** Start of DATA LISTING **

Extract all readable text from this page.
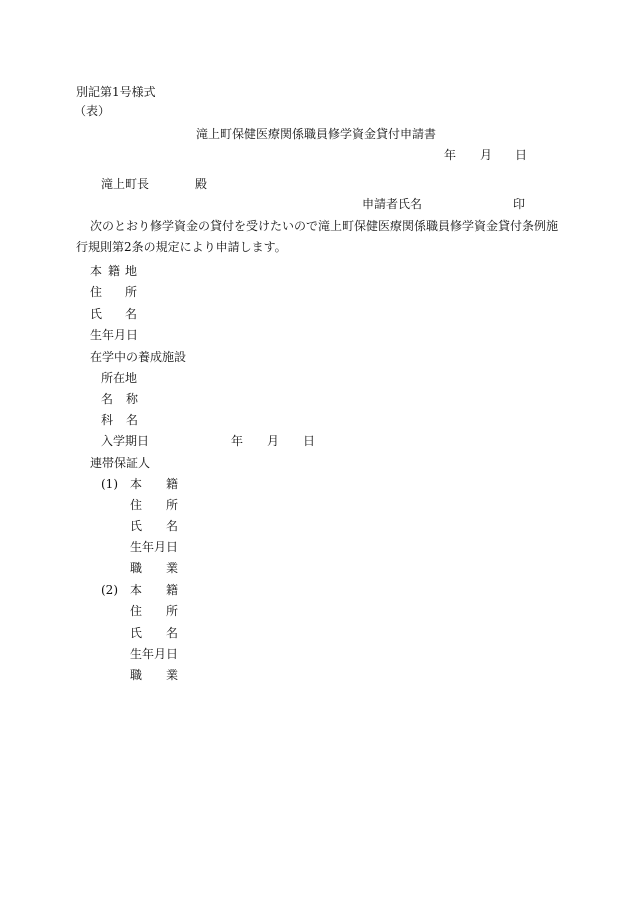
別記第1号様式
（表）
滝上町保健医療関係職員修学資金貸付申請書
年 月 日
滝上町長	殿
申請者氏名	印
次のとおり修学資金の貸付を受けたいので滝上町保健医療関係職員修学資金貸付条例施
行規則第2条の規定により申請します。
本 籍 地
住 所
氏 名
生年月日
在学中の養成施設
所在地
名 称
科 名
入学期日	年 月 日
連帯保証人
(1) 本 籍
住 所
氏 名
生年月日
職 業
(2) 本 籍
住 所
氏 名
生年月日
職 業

** End of DATA LISTING **
** Start of DATA LISTING **

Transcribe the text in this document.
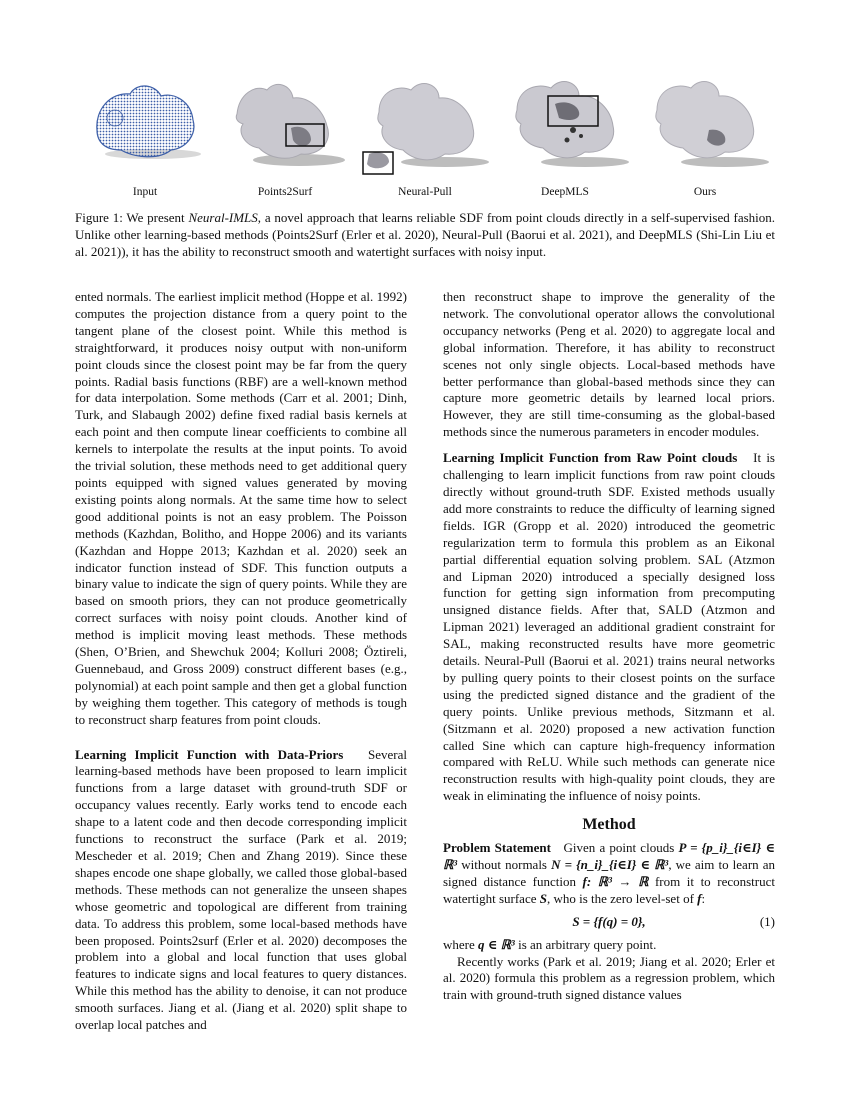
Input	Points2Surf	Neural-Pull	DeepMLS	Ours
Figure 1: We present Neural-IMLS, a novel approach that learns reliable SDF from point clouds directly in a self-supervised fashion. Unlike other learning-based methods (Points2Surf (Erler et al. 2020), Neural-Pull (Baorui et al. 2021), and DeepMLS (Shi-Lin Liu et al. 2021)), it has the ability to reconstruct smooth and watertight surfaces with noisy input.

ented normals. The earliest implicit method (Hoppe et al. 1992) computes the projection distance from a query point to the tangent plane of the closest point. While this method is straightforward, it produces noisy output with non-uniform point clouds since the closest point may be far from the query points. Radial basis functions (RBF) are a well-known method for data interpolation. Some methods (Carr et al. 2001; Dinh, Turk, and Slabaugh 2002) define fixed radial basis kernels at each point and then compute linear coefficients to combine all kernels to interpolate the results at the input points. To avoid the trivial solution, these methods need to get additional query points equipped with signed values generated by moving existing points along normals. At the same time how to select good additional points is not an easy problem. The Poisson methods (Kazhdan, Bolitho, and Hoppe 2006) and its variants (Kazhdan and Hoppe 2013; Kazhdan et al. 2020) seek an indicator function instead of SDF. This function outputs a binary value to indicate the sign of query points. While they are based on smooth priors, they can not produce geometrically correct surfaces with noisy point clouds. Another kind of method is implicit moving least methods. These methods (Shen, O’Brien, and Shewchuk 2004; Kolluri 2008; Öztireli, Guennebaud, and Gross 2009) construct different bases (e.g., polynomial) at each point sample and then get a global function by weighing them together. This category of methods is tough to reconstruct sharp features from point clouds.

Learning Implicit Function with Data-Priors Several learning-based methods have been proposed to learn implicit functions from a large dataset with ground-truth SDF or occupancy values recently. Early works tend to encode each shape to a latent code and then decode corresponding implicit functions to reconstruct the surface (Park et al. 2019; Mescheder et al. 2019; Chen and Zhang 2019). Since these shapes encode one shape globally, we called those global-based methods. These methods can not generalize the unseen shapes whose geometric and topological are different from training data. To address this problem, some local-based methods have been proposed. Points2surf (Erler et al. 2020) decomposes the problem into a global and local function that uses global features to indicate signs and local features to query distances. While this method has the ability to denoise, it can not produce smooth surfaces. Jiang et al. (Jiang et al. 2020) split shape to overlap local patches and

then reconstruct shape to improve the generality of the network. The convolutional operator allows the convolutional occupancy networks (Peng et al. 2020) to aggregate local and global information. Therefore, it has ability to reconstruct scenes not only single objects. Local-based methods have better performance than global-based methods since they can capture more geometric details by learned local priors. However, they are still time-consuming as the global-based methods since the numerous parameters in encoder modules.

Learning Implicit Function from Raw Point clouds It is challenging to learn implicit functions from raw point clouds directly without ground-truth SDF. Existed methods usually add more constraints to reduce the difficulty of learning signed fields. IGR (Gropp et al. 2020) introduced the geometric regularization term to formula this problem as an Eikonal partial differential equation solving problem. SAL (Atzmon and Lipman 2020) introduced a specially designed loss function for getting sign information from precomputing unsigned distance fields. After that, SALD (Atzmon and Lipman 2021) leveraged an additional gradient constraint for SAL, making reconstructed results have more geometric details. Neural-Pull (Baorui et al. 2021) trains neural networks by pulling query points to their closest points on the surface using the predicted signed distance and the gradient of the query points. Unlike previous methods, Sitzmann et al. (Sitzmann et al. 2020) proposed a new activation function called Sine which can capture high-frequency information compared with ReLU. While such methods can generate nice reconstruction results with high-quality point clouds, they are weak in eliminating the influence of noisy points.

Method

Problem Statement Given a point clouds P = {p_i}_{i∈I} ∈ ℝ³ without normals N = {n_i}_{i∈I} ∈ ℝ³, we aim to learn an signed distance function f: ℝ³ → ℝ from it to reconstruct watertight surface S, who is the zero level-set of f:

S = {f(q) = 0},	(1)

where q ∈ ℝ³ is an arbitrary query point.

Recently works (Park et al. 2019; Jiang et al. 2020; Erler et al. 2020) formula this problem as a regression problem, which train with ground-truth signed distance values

** End of DATA LISTING **

Check each line above for the string "Neural" and show the ones that have it.

SOLVED EXERCISE:
Input	Points2Surf	Neural-Pull	DeepMLS	Ours
Figure 1: We present Neural-IMLS, a novel approach that learns reliable SDF from point clouds directly in a self-supervised fashion. Unlike other learning-based methods (Points2Surf (Erler et al. 2020), Neural-Pull (Baorui et al. 2021), and DeepMLS (Shi-Lin Liu et al. 2021)), it has the ability to reconstruct smooth and watertight surfaces with noisy input.
Learning Implicit Function from Raw Point clouds It is challenging to learn implicit functions from raw point clouds directly without ground-truth SDF. Existed methods usually add more constraints to reduce the difficulty of learning signed fields. IGR (Gropp et al. 2020) introduced the geometric regularization term to formula this problem as an Eikonal partial differential equation solving problem. SAL (Atzmon and Lipman 2020) introduced a specially designed loss function for getting sign information from precomputing unsigned distance fields. After that, SALD (Atzmon and Lipman 2021) leveraged an additional gradient constraint for SAL, making reconstructed results have more geometric details. Neural-Pull (Baorui et al. 2021) trains neural networks by pulling query points to their closest points on the surface using the predicted signed distance and the gradient of the query points. Unlike previous methods, Sitzmann et al. (Sitzmann et al. 2020) proposed a new activation function called Sine which can capture high-frequency information compared with ReLU. While such methods can generate nice reconstruction results with high-quality point clouds, they are weak in eliminating the influence of noisy points.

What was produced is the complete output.